Written instruction >>
Copy every line that mentions the word "nYour".
* Start Given data *
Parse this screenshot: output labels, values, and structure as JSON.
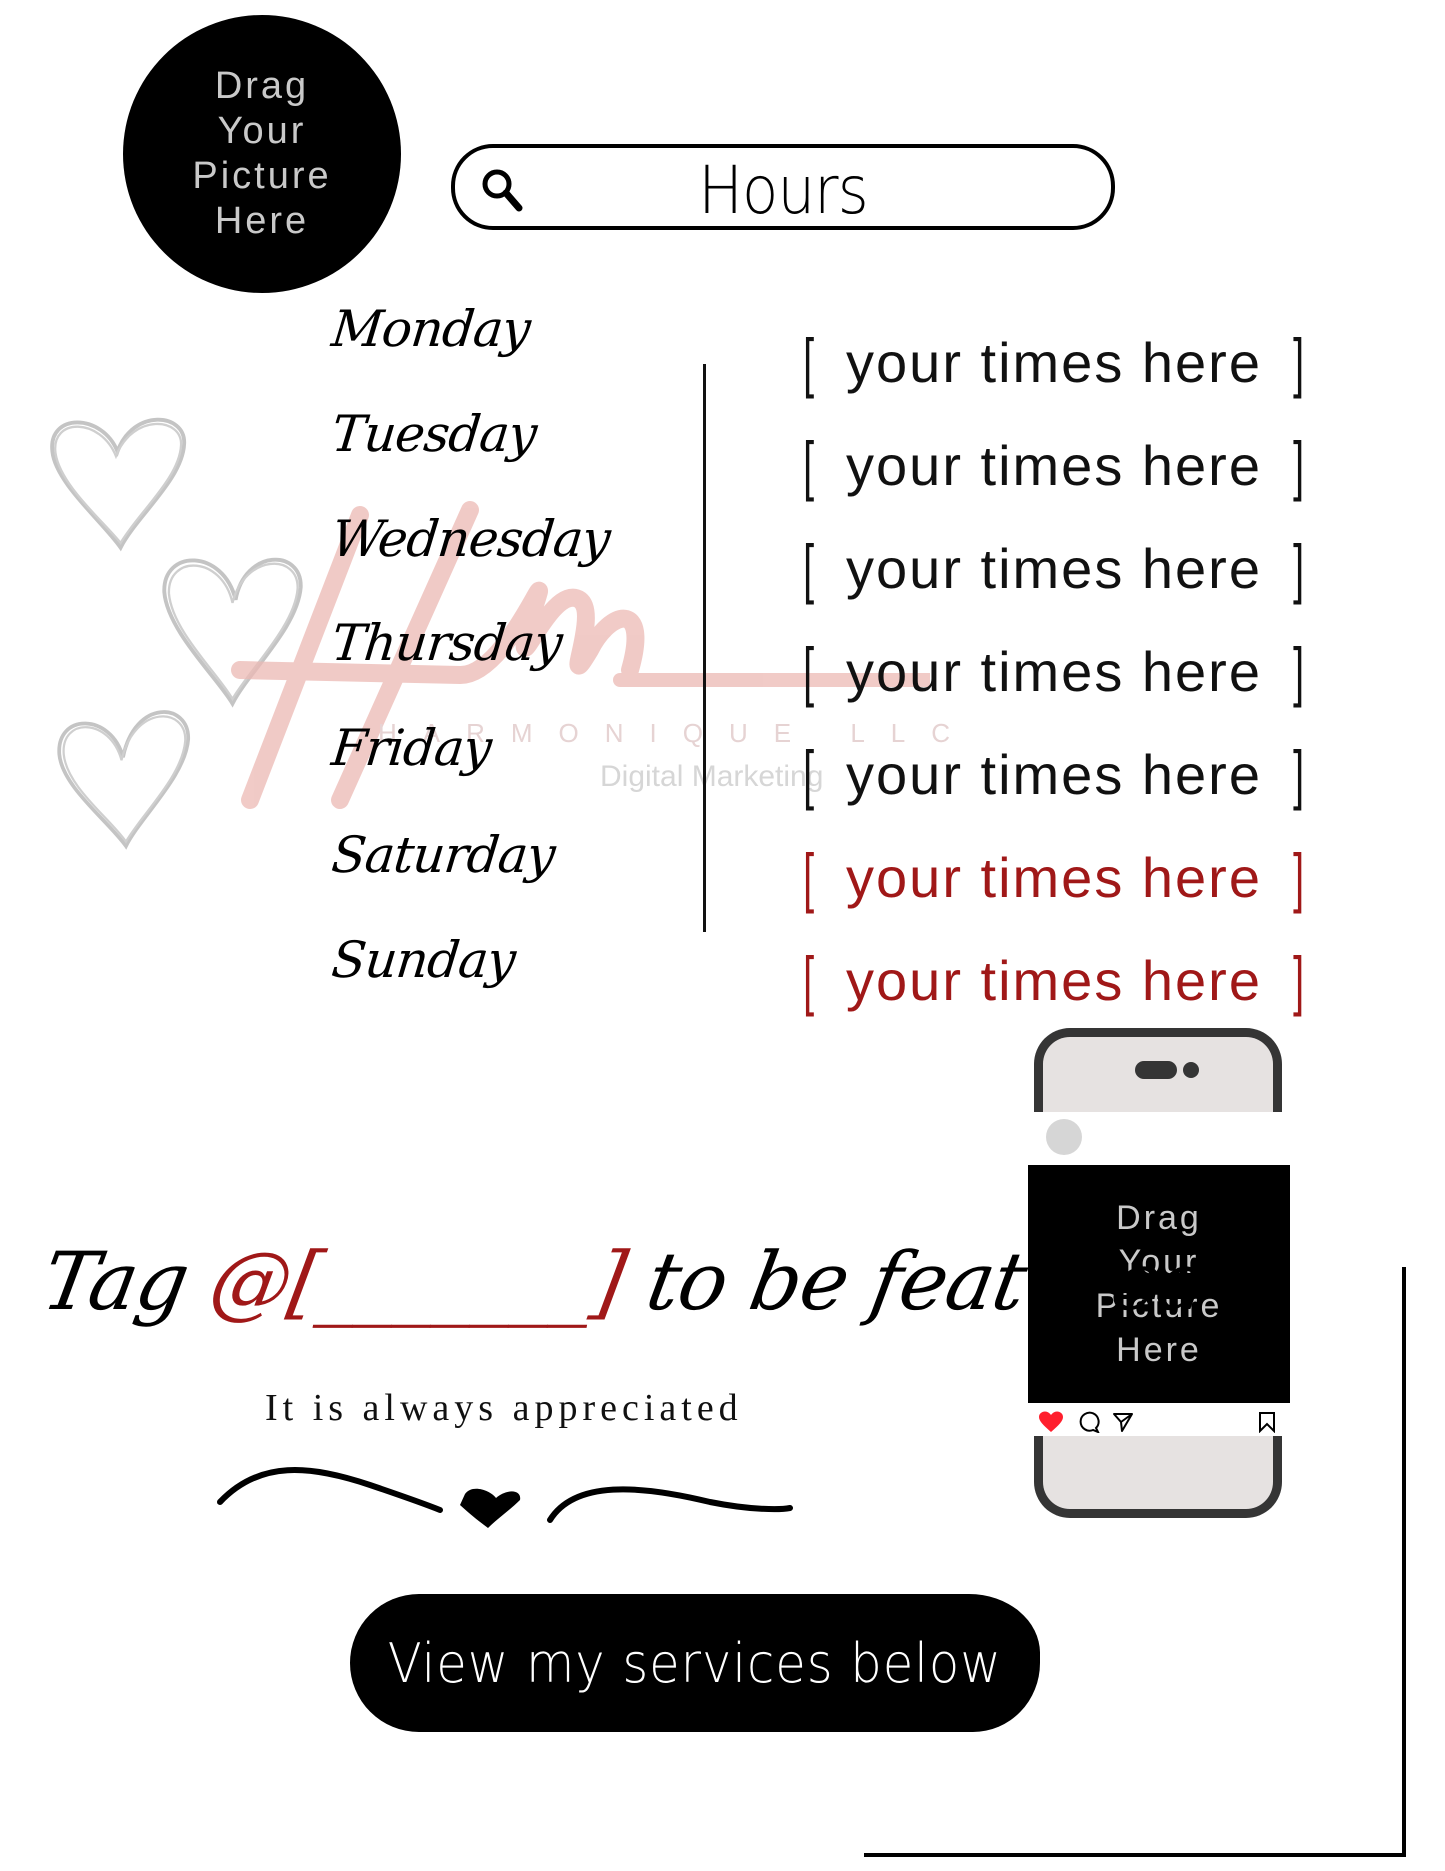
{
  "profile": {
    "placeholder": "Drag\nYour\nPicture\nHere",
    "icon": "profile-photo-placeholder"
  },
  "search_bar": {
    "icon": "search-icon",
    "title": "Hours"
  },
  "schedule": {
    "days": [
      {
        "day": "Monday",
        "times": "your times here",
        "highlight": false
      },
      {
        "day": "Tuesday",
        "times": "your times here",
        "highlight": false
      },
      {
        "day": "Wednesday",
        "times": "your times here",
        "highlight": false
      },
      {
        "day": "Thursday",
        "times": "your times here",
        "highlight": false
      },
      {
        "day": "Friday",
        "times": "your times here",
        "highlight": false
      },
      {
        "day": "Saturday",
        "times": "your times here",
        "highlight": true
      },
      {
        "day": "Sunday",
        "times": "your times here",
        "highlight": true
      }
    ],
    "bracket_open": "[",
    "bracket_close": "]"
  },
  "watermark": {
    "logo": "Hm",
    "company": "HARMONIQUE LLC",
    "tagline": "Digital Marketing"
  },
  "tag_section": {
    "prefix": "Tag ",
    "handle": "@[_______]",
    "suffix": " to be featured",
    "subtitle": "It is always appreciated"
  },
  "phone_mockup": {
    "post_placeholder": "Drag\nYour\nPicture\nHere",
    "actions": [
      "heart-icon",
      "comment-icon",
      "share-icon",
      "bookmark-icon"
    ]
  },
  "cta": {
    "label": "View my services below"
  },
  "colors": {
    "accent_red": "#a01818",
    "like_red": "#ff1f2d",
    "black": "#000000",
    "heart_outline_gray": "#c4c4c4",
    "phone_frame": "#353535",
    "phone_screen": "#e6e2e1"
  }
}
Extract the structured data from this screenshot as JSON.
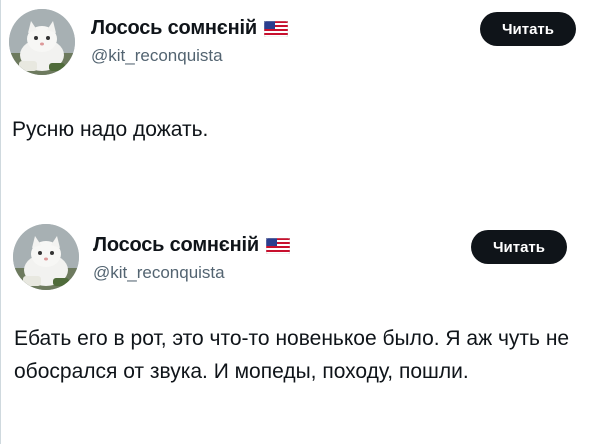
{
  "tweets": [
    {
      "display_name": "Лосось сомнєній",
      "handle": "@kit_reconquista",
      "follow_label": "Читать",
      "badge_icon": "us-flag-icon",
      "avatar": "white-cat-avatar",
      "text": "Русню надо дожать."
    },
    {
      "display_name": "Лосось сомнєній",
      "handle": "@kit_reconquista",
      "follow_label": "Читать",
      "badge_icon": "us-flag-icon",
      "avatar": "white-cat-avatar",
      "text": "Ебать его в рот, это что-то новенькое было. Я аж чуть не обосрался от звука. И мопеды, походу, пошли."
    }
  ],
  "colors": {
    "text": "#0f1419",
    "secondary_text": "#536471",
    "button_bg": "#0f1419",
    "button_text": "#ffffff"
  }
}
* End Given data *
Exercise solution >>
    "placeholder": "Drag\nYour\nPicture\nHere",
    "post_placeholder": "Drag\nYour\nPicture\nHere",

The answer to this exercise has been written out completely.